» **DATA**
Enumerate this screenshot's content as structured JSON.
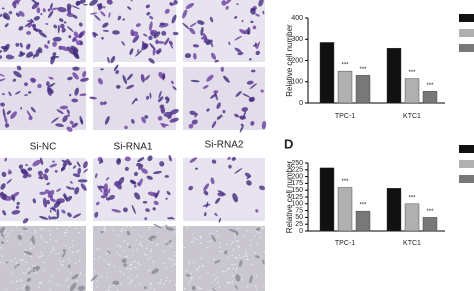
{
  "image_labels": [
    "Si-NC",
    "Si-RNA1",
    "Si-RNA2"
  ],
  "chart_data": [
    {
      "type": "bar",
      "y_label": "Relative cell number",
      "categories": [
        "TPC-1",
        "KTC1"
      ],
      "series": [
        {
          "color": "#111111",
          "values": [
            285,
            258
          ],
          "annotations": [
            null,
            null
          ]
        },
        {
          "color": "#b0b0b0",
          "values": [
            150,
            115
          ],
          "annotations": [
            "***",
            "***"
          ]
        },
        {
          "color": "#787878",
          "values": [
            130,
            55
          ],
          "annotations": [
            "***",
            "***"
          ]
        }
      ],
      "ylim": [
        0,
        400
      ],
      "yticks": [
        0,
        100,
        200,
        300,
        400
      ]
    },
    {
      "type": "bar",
      "panel_label": "D",
      "y_label": "Relative cell number",
      "categories": [
        "TPC-1",
        "KTC1"
      ],
      "series": [
        {
          "color": "#111111",
          "values": [
            232,
            157
          ],
          "annotations": [
            null,
            null
          ]
        },
        {
          "color": "#b0b0b0",
          "values": [
            160,
            100
          ],
          "annotations": [
            "***",
            "***"
          ]
        },
        {
          "color": "#787878",
          "values": [
            73,
            50
          ],
          "annotations": [
            "***",
            "***"
          ]
        }
      ],
      "ylim": [
        0,
        250
      ],
      "yticks": [
        0,
        25,
        50,
        75,
        100,
        125,
        150,
        175,
        200,
        225,
        250
      ]
    }
  ]
}
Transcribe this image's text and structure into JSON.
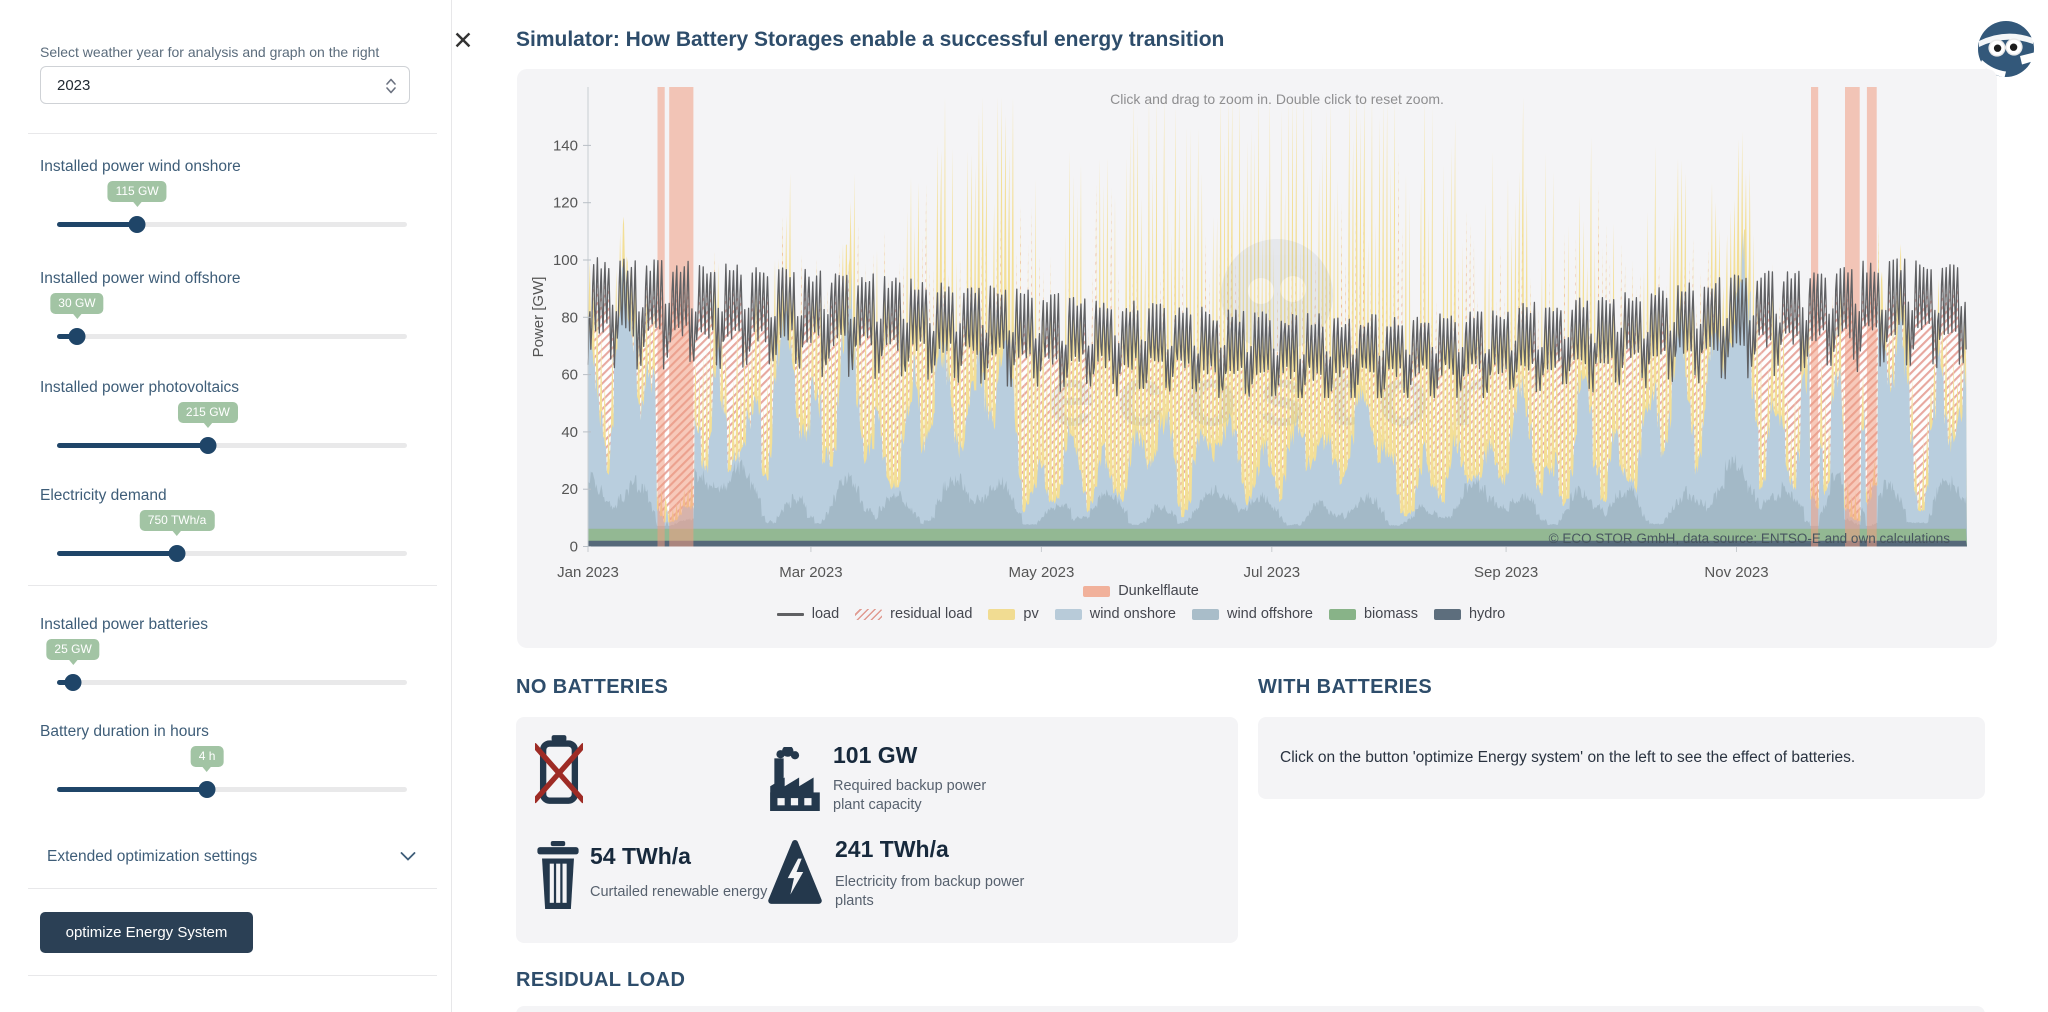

» **WHAT THE TASK REQUIRES**
Quote everything in the listing above exactly; pictures are the only thing to omit.

» **COMPLETED EXERCISE**
Enumerate this screenshot's content as structured JSON.
{
  "image_labels": [
    "Si-NC",
    "Si-RNA1",
    "Si-RNA2"
  ],
  "chart_data": [
    {
      "type": "bar",
      "y_label": "Relative cell number",
      "categories": [
        "TPC-1",
        "KTC1"
      ],
      "series": [
        {
          "color": "#111111",
          "values": [
            285,
            258
          ],
          "annotations": [
            null,
            null
          ]
        },
        {
          "color": "#b0b0b0",
          "values": [
            150,
            115
          ],
          "annotations": [
            "***",
            "***"
          ]
        },
        {
          "color": "#787878",
          "values": [
            130,
            55
          ],
          "annotations": [
            "***",
            "***"
          ]
        }
      ],
      "ylim": [
        0,
        400
      ],
      "yticks": [
        0,
        100,
        200,
        300,
        400
      ]
    },
    {
      "type": "bar",
      "panel_label": "D",
      "y_label": "Relative cell number",
      "categories": [
        "TPC-1",
        "KTC1"
      ],
      "series": [
        {
          "color": "#111111",
          "values": [
            232,
            157
          ],
          "annotations": [
            null,
            null
          ]
        },
        {
          "color": "#b0b0b0",
          "values": [
            160,
            100
          ],
          "annotations": [
            "***",
            "***"
          ]
        },
        {
          "color": "#787878",
          "values": [
            73,
            50
          ],
          "annotations": [
            "***",
            "***"
          ]
        }
      ],
      "ylim": [
        0,
        250
      ],
      "yticks": [
        0,
        25,
        50,
        75,
        100,
        125,
        150,
        175,
        200,
        225,
        250
      ]
    }
  ]
}
Transcribe this image's text and structure into JSON.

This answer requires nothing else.